TASK TO CARRY OUT » Copy each entry as it stands, leaving nothing out.

ITEMS »
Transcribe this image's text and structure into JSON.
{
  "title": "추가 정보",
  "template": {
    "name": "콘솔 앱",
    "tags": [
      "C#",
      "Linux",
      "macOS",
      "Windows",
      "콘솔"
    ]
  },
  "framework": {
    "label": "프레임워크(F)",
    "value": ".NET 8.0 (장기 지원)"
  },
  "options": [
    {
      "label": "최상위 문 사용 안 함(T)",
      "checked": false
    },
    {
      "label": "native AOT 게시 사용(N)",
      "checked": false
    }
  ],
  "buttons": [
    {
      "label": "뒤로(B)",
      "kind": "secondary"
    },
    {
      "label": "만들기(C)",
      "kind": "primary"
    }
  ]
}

RESULT »
Transcribe this image's text and structure into JSON.
{
  "title": "추가 정보",
  "template": {
    "name": "콘솔 앱",
    "tags": [
      "C#",
      "Linux",
      "macOS",
      "Windows",
      "콘솔"
    ]
  },
  "framework": {
    "label": "프레임워크(F)",
    "value": ".NET 8.0 (장기 지원)"
  },
  "options": [
    {
      "label": "최상위 문 사용 안 함(T)",
      "checked": false
    },
    {
      "label": "native AOT 게시 사용(N)",
      "checked": false
    }
  ],
  "buttons": [
    {
      "label": "뒤로(B)",
      "kind": "secondary"
    },
    {
      "label": "만들기(C)",
      "kind": "primary"
    }
  ]
}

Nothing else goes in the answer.